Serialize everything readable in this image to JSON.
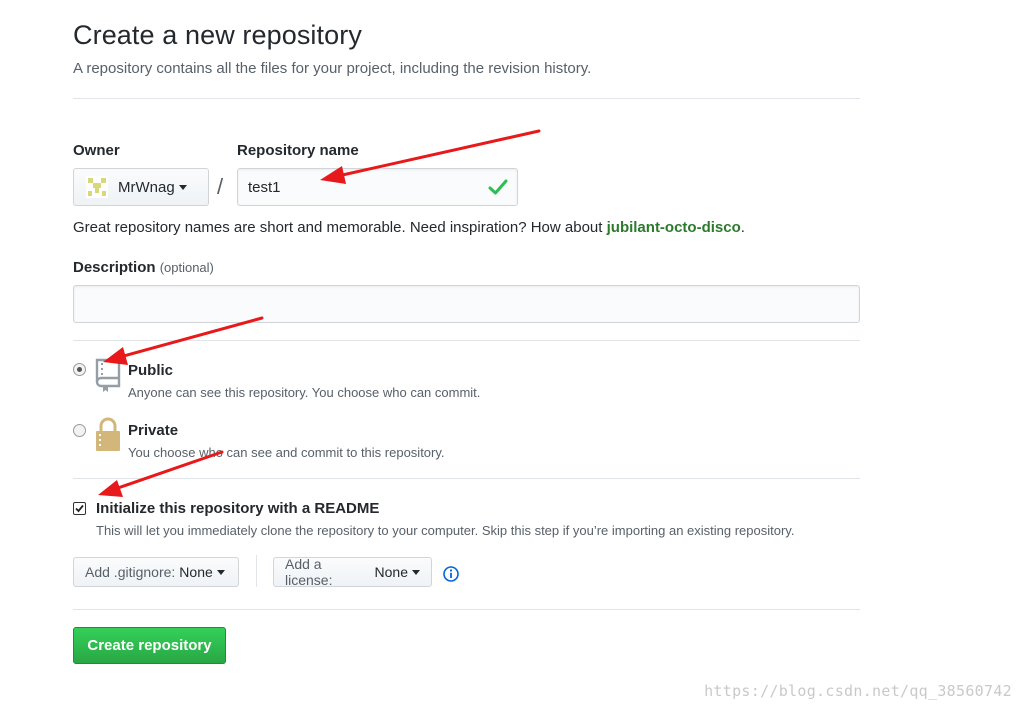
{
  "header": {
    "title": "Create a new repository",
    "subtitle": "A repository contains all the files for your project, including the revision history."
  },
  "owner": {
    "label": "Owner",
    "value": "MrWnag"
  },
  "separator": "/",
  "repository_name": {
    "label": "Repository name",
    "value": "test1",
    "valid": true
  },
  "name_hint": {
    "prefix": "Great repository names are short and memorable. Need inspiration? How about ",
    "suggestion": "jubilant-octo-disco",
    "suffix": "."
  },
  "description": {
    "label": "Description",
    "optional": "(optional)",
    "value": ""
  },
  "visibility": {
    "selected": "public",
    "options": [
      {
        "id": "public",
        "title": "Public",
        "note": "Anyone can see this repository. You choose who can commit.",
        "icon": "repo-icon"
      },
      {
        "id": "private",
        "title": "Private",
        "note": "You choose who can see and commit to this repository.",
        "icon": "lock-icon"
      }
    ]
  },
  "readme": {
    "checked": true,
    "label": "Initialize this repository with a README",
    "note": "This will let you immediately clone the repository to your computer. Skip this step if you’re importing an existing repository."
  },
  "gitignore": {
    "label": "Add .gitignore:",
    "value": "None"
  },
  "license": {
    "label": "Add a license:",
    "value": "None"
  },
  "submit": {
    "label": "Create repository"
  },
  "watermark": "https://blog.csdn.net/qq_38560742",
  "colors": {
    "primary_button": "#28a745",
    "suggestion_text": "#2c7a2c",
    "annotation_arrows": "#e8191b",
    "check": "#2cbe4e",
    "info": "#0366d6"
  }
}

_Given task_
The data above needs to be retyped exactly, with the images left out.

_The response_
Serialize everything readable in this image to JSON.
{
  "header": {
    "title": "Create a new repository",
    "subtitle": "A repository contains all the files for your project, including the revision history."
  },
  "owner": {
    "label": "Owner",
    "value": "MrWnag"
  },
  "separator": "/",
  "repository_name": {
    "label": "Repository name",
    "value": "test1",
    "valid": true
  },
  "name_hint": {
    "prefix": "Great repository names are short and memorable. Need inspiration? How about ",
    "suggestion": "jubilant-octo-disco",
    "suffix": "."
  },
  "description": {
    "label": "Description",
    "optional": "(optional)",
    "value": ""
  },
  "visibility": {
    "selected": "public",
    "options": [
      {
        "id": "public",
        "title": "Public",
        "note": "Anyone can see this repository. You choose who can commit.",
        "icon": "repo-icon"
      },
      {
        "id": "private",
        "title": "Private",
        "note": "You choose who can see and commit to this repository.",
        "icon": "lock-icon"
      }
    ]
  },
  "readme": {
    "checked": true,
    "label": "Initialize this repository with a README",
    "note": "This will let you immediately clone the repository to your computer. Skip this step if you’re importing an existing repository."
  },
  "gitignore": {
    "label": "Add .gitignore:",
    "value": "None"
  },
  "license": {
    "label": "Add a license:",
    "value": "None"
  },
  "submit": {
    "label": "Create repository"
  },
  "watermark": "https://blog.csdn.net/qq_38560742",
  "colors": {
    "primary_button": "#28a745",
    "suggestion_text": "#2c7a2c",
    "annotation_arrows": "#e8191b",
    "check": "#2cbe4e",
    "info": "#0366d6"
  }
}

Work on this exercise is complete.